┏━━

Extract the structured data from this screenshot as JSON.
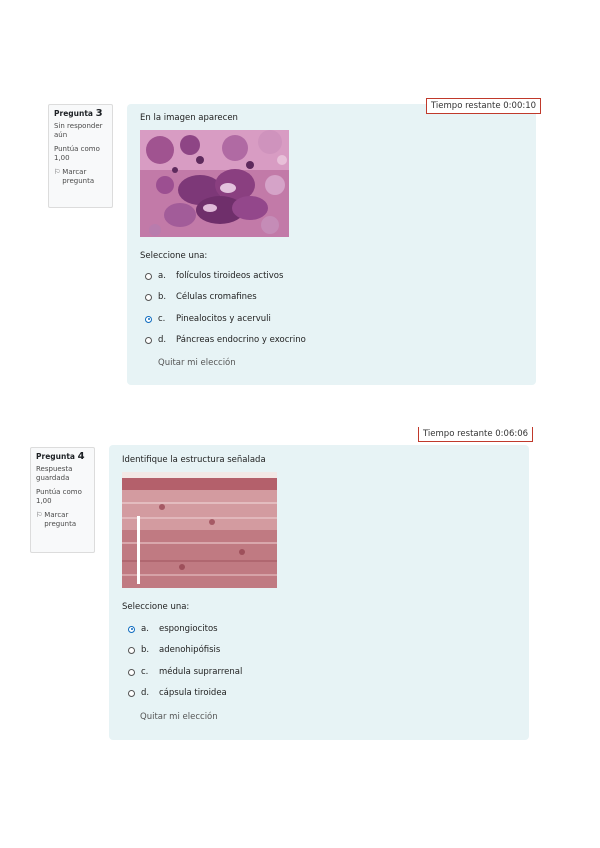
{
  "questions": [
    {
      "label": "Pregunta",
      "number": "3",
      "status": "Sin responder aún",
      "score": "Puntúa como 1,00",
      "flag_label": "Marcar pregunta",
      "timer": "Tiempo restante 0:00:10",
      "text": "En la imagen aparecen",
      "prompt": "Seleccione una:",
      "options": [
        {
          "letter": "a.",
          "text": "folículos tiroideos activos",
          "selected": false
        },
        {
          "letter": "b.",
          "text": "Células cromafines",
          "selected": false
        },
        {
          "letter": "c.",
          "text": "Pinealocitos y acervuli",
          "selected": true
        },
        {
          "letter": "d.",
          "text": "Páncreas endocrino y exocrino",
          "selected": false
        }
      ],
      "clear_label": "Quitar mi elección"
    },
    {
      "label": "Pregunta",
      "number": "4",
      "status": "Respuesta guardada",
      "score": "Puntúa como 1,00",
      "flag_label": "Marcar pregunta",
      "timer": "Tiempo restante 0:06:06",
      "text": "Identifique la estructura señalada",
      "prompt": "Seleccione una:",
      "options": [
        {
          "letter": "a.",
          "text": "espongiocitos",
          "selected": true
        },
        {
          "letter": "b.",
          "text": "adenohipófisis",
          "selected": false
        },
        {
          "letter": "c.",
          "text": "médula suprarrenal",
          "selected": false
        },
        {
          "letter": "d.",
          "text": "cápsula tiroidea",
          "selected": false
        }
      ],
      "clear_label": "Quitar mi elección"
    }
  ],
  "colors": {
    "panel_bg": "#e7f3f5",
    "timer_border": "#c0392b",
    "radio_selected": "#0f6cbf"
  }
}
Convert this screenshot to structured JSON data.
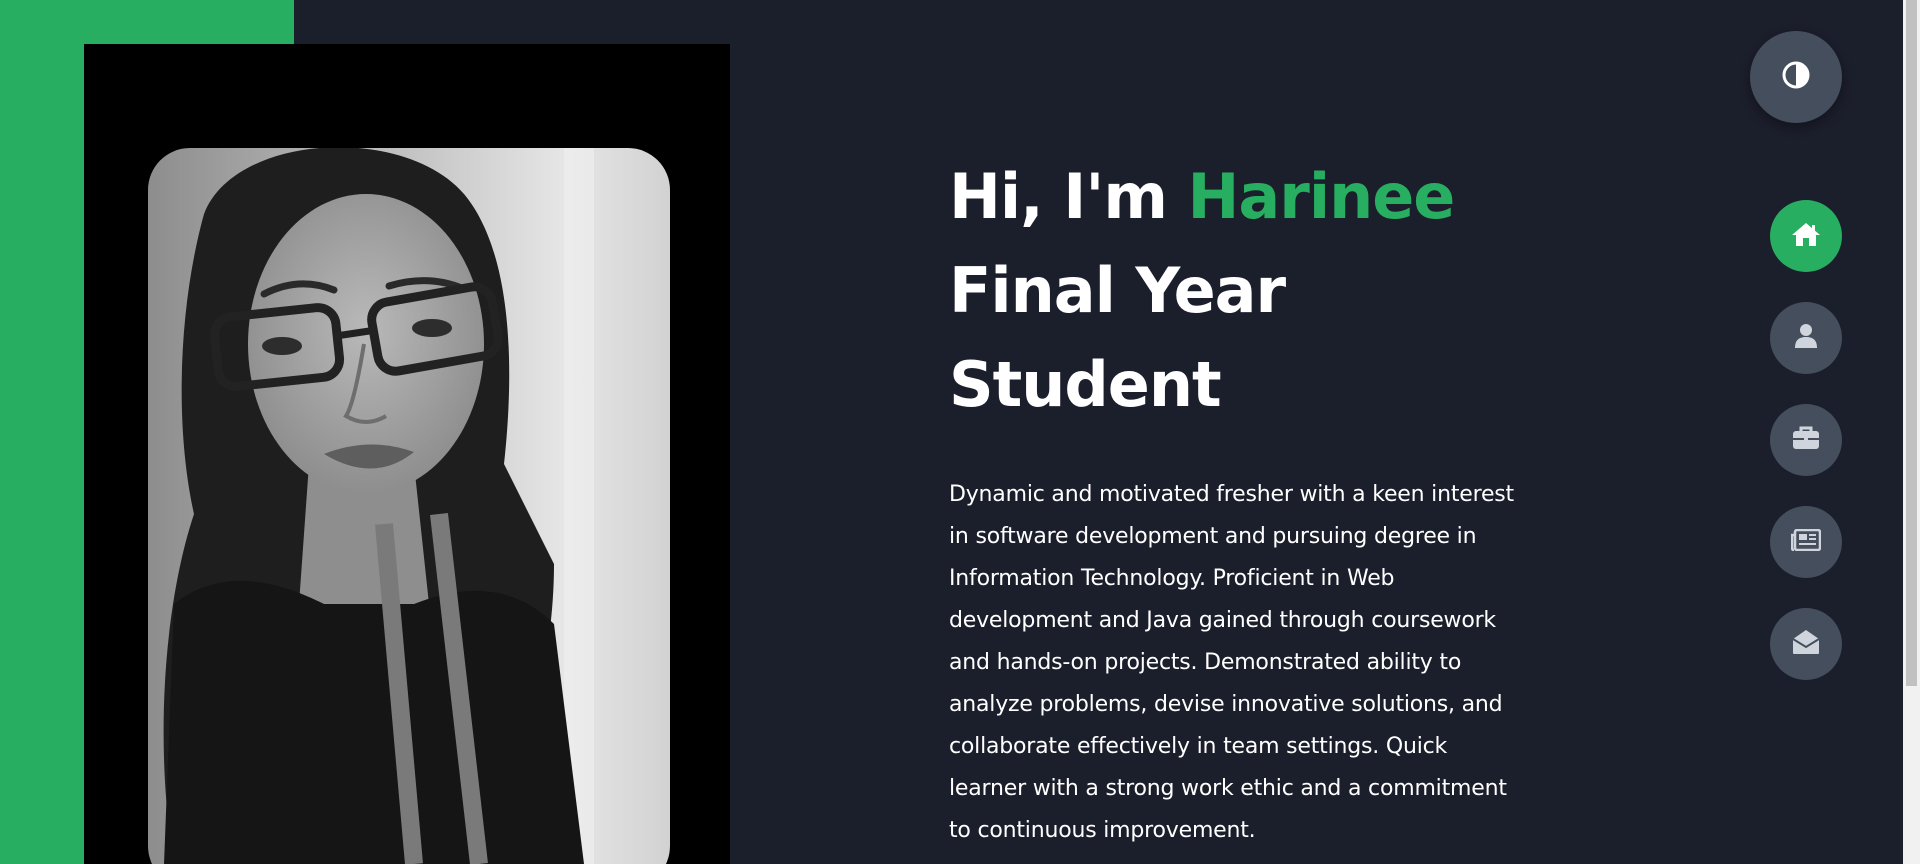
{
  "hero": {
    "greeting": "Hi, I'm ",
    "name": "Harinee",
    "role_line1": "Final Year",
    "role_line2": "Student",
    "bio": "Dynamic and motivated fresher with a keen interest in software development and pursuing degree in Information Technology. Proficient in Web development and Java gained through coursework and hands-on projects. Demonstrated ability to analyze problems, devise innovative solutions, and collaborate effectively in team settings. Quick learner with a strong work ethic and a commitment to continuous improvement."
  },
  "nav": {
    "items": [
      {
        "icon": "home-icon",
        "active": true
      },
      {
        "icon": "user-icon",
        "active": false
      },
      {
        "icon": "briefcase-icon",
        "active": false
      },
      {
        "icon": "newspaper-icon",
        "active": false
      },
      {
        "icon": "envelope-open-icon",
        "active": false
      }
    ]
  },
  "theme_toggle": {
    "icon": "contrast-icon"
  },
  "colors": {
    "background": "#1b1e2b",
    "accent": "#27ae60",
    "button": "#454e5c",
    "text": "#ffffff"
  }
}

┗━━

» Problem details: Gather and copy every line of the data in which the string "icon" is found.

» Exercise response:
        "icon": "home-icon",
        "icon": "user-icon",
        "icon": "briefcase-icon",
        "icon": "newspaper-icon",
        "icon": "envelope-open-icon",
    "icon": "contrast-icon"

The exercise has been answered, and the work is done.